Also, erstmal vielen dank für die Hilfe,

aber, wie in dem "ISDN" Thread beschrieben, komm ich beim kompilieren des 
Kernels nicht weiter und auch die
Installation der Grafikkartentreiber
macht mir zu schaffen.

Ich habe folgende Dateien gezogen:

NVIDIA_kernel-1.0-4191.tar.gz
NVIDIA_GLX-1.0-4191.tar.gz

Und beide mit rechtsklick entpackt.
Dann habe ich in das Verzeichnis gewechselt und wollte ./configure && make
eingeben, doch leider ging auch dies nicht: Command not found. Hab es ohne / , ohne . und ohne beides gemacht. Nichts ging.


----------



## JohannesR (9. März 2003)

Also ./configure sollte eigentlich immer gehen, da es ein shell-script ist, ähnlich wie eine .bat-datei. Wenn make nicht geht brauchst du das Paket "make", ka wie man da bei Redhat drankommt.


----------



## blunznwurscht (17. März 2003)

Also bei deinem MP3 Problem kann ich dir helfen( hatte das gleiche Problem).

Red Hat spielt aus Lizensgründen keine MP3's ab. Lösung: Geh auf http://www.freshrpms.com und las dir das mp3 Plugin für xmms runter. Damit gehts.


----------

# # #

AUFGABEN ▸
a) Zähle alle Varianten auf, in denen der erste Verfasser im Thread den Befehl laut eigener Aussage zusätzlich eingegeben hat.
b) Aus welchem Grund spielt Red Hat laut dem Thread keine MP3s ab?

Annotierte Elementeinträge

# # #

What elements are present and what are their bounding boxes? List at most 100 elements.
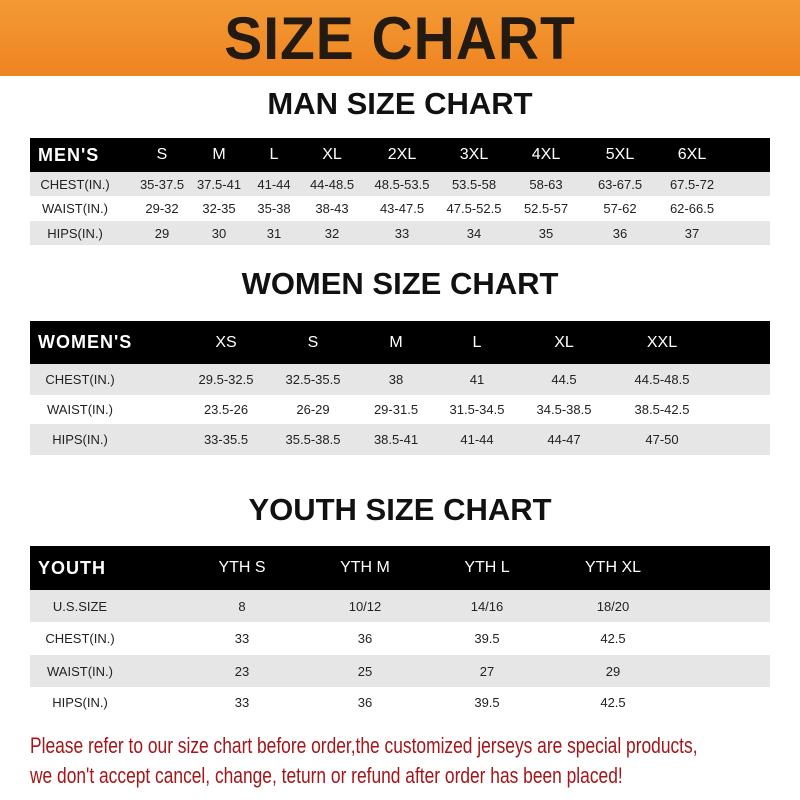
table-row: CHEST(IN.) 29.5-32.5 32.5-35.5 38 41 44.5 44.5… — [30, 364, 770, 395]
table-header-row: MEN'S S M L XL 2XL 3XL 4XL 5XL 6XL — [30, 138, 770, 172]
table-cell: 34 — [466, 225, 482, 241]
women-size-table: WOMEN'S XS S M L XL XXL CHEST(IN.) 29.5-32.5 32.5… — [30, 321, 770, 455]
size-header-cell: M — [212, 146, 226, 163]
men-section-title: MAN SIZE CHART — [267, 86, 533, 121]
size-header-cell: 4XL — [531, 146, 561, 163]
table-row: WAIST(IN.) 23 25 27 29 — [30, 655, 770, 687]
table-row: WAIST(IN.) 23.5-26 26-29 29-31.5 31.5-34.5 34… — [30, 395, 770, 424]
measurement-label: CHEST(IN.) — [45, 372, 115, 387]
table-cell: 35-37.5 — [139, 176, 185, 192]
table-cell: 26-29 — [296, 402, 330, 417]
table-cell: 29 — [154, 225, 170, 241]
table-cell: 36 — [612, 225, 628, 241]
banner-title: SIZE CHART — [224, 4, 576, 72]
table-cell: 33-35.5 — [203, 432, 249, 447]
table-cell: 33 — [234, 631, 250, 646]
table-cell: 42.5 — [600, 631, 626, 646]
table-cell: 29-31.5 — [373, 402, 419, 417]
measurement-label: U.S.SIZE — [52, 598, 108, 614]
table-cell: 47-50 — [645, 432, 679, 447]
table-category-label: WOMEN'S — [38, 332, 133, 352]
size-header-cell: 6XL — [677, 146, 707, 163]
table-cell: 35.5-38.5 — [285, 432, 341, 447]
size-header-cell: 2XL — [387, 146, 417, 163]
table-cell: 47.5-52.5 — [446, 201, 502, 216]
size-header-cell: M — [389, 333, 403, 351]
measurement-label: HIPS(IN.) — [52, 695, 108, 710]
measurement-label: HIPS(IN.) — [52, 432, 108, 447]
women-section-title: WOMEN SIZE CHART — [241, 266, 559, 301]
table-cell: 53.5-58 — [451, 176, 497, 192]
table-cell: 36 — [357, 631, 373, 646]
notice-line-2: we don't accept cancel, change, teturn o… — [30, 763, 623, 788]
measurement-label: WAIST(IN.) — [47, 402, 113, 417]
table-cell: 44.5-48.5 — [634, 372, 690, 387]
size-header-cell: YTH XL — [584, 559, 642, 576]
notice-line-1: Please refer to our size chart before or… — [30, 733, 698, 758]
table-cell: 31 — [266, 225, 282, 241]
table-cell: 32.5-35.5 — [285, 372, 341, 387]
table-cell: 41 — [469, 372, 485, 387]
table-cell: 8 — [238, 598, 246, 614]
measurement-label: HIPS(IN.) — [47, 225, 103, 241]
title-banner: SIZE CHART — [0, 0, 800, 76]
table-cell: 39.5 — [474, 695, 500, 710]
size-header-cell: YTH L — [464, 559, 510, 576]
table-cell: 43-47.5 — [379, 201, 425, 216]
table-cell: 35 — [538, 225, 554, 241]
table-cell: 10/12 — [348, 598, 382, 614]
table-category-label: YOUTH — [38, 557, 106, 578]
table-cell: 62-66.5 — [669, 201, 715, 216]
size-header-cell: YTH S — [218, 559, 266, 576]
table-cell: 32-35 — [202, 201, 236, 216]
table-row: HIPS(IN.) 33 36 39.5 42.5 — [30, 687, 770, 718]
youth-section-title: YOUTH SIZE CHART — [248, 492, 552, 527]
table-cell: 37 — [684, 225, 700, 241]
table-cell: 42.5 — [600, 695, 626, 710]
table-cell: 14/16 — [470, 598, 504, 614]
table-header-row: YOUTH YTH S YTH M YTH L YTH XL — [30, 546, 770, 590]
table-cell: 31.5-34.5 — [449, 402, 505, 417]
size-header-cell: XL — [554, 333, 574, 351]
table-cell: 38 — [388, 372, 404, 387]
size-header-cell: XL — [322, 146, 342, 163]
measurement-label: CHEST(IN.) — [45, 631, 115, 646]
table-row: HIPS(IN.) 33-35.5 35.5-38.5 38.5-41 41-44 44-… — [30, 424, 770, 455]
measurement-label: WAIST(IN.) — [42, 201, 108, 216]
table-cell: 44.5 — [551, 372, 577, 387]
table-cell: 36 — [357, 695, 373, 710]
table-cell: 37.5-41 — [196, 176, 242, 192]
table-row: CHEST(IN.) 33 36 39.5 42.5 — [30, 622, 770, 655]
table-cell: 32 — [324, 225, 340, 241]
table-cell: 39.5 — [474, 631, 500, 646]
table-cell: 38.5-42.5 — [634, 402, 690, 417]
table-cell: 33 — [394, 225, 410, 241]
table-cell: 30 — [211, 225, 227, 241]
table-cell: 44-47 — [547, 432, 581, 447]
table-cell: 48.5-53.5 — [374, 176, 430, 192]
size-header-cell: L — [472, 333, 482, 351]
table-cell: 41-44 — [460, 432, 494, 447]
table-cell: 63-67.5 — [597, 176, 643, 192]
table-cell: 38.5-41 — [373, 432, 419, 447]
size-header-cell: 3XL — [459, 146, 489, 163]
table-cell: 27 — [479, 663, 495, 679]
youth-size-table: YOUTH YTH S YTH M YTH L YTH XL U.S.SIZE 8 10/12… — [30, 546, 770, 718]
table-cell: 34.5-38.5 — [536, 402, 592, 417]
table-cell: 41-44 — [257, 176, 291, 192]
table-row: U.S.SIZE 8 10/12 14/16 18/20 — [30, 590, 770, 622]
size-header-cell: S — [307, 333, 319, 351]
table-cell: 52.5-57 — [523, 201, 569, 216]
table-row: WAIST(IN.) 29-32 32-35 35-38 38-43 43-47.5 47.… — [30, 196, 770, 221]
table-cell: 25 — [357, 663, 373, 679]
table-cell: 38-43 — [315, 201, 349, 216]
table-cell: 67.5-72 — [669, 176, 715, 192]
table-cell: 23.5-26 — [203, 402, 249, 417]
size-header-cell: L — [269, 146, 279, 163]
table-category-label: MEN'S — [38, 144, 100, 165]
table-cell: 18/20 — [596, 598, 630, 614]
measurement-label: WAIST(IN.) — [47, 663, 113, 679]
table-row: CHEST(IN.) 35-37.5 37.5-41 41-44 44-48.5 48.5… — [30, 172, 770, 196]
table-cell: 29-32 — [145, 201, 179, 216]
size-header-cell: YTH M — [340, 559, 390, 576]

# # #

LÖSUNGEN ▸
a) ohne /, ohne . und ohne beides

b) Aus Lizenzgründen.